TASK STATEMENT
Please convert the items below into a numbered list with one line per entry, skipping blank lines and leaving the pictures out.

------------------------------------------------------------------------

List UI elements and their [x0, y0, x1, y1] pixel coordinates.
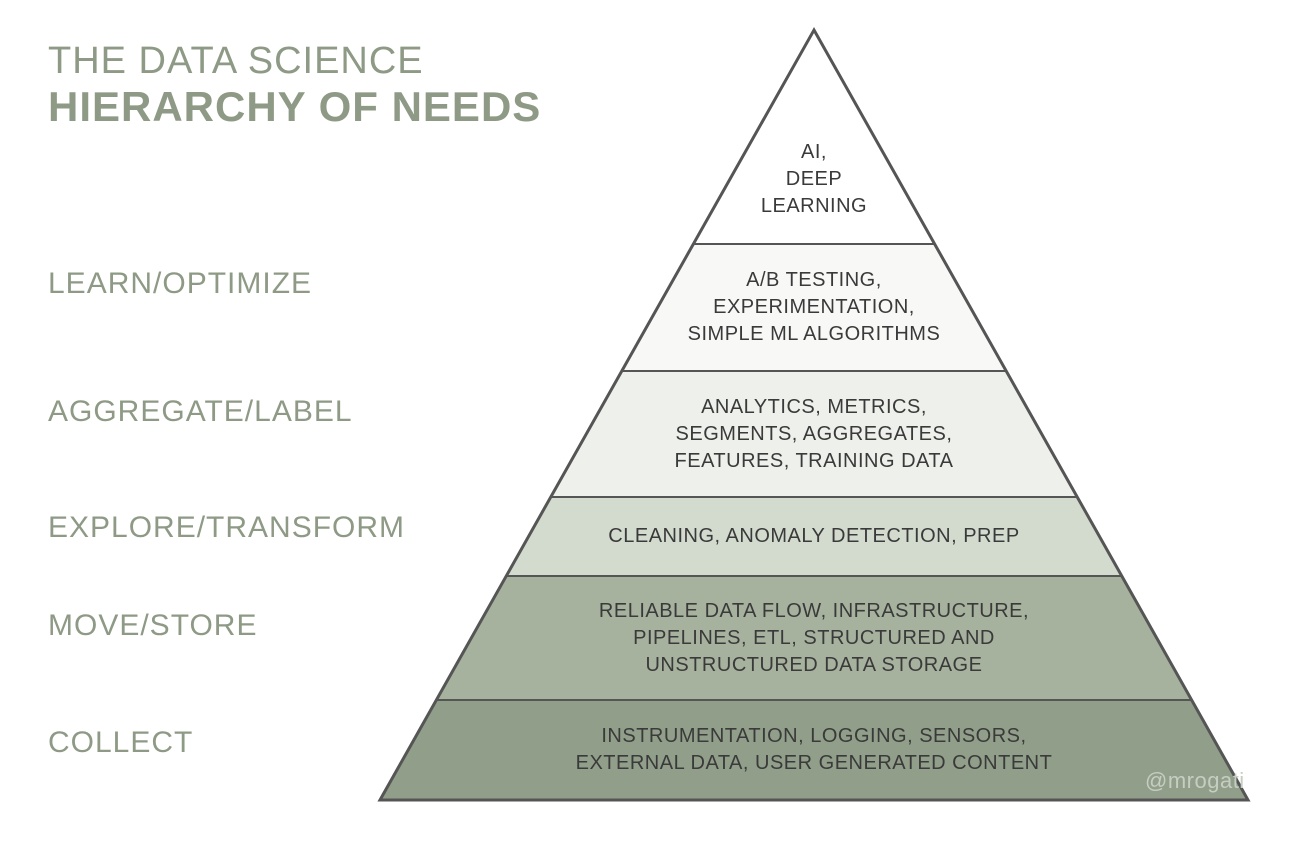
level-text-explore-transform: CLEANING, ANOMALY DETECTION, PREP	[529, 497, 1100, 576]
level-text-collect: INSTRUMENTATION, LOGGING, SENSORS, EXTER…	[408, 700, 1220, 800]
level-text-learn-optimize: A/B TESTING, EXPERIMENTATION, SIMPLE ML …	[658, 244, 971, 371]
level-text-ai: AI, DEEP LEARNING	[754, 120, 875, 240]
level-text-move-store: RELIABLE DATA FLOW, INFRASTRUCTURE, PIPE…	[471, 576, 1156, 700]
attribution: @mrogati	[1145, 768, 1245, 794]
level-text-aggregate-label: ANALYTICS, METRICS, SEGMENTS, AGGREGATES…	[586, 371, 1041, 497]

------------------------------------------------------------------------

RESPONSE TO THE EXERCISE
1. List UI elements and their [x0, y0, x1, y1] pixel coordinates.
2. level-text-explore-transform: CLEANING, ANOMALY DETECTION, PREP	[529, 497, 1100, 576]
3. level-text-collect: INSTRUMENTATION, LOGGING, SENSORS, EXTER…	[408, 700, 1220, 800]
4. level-text-learn-optimize: A/B TESTING, EXPERIMENTATION, SIMPLE ML …	[658, 244, 971, 371]
5. level-text-ai: AI, DEEP LEARNING	[754, 120, 875, 240]
6. level-text-move-store: RELIABLE DATA FLOW, INFRASTRUCTURE, PIPE…	[471, 576, 1156, 700]
7. attribution: @mrogati	[1145, 768, 1245, 794]
8. level-text-aggregate-label: ANALYTICS, METRICS, SEGMENTS, AGGREGATES…	[586, 371, 1041, 497]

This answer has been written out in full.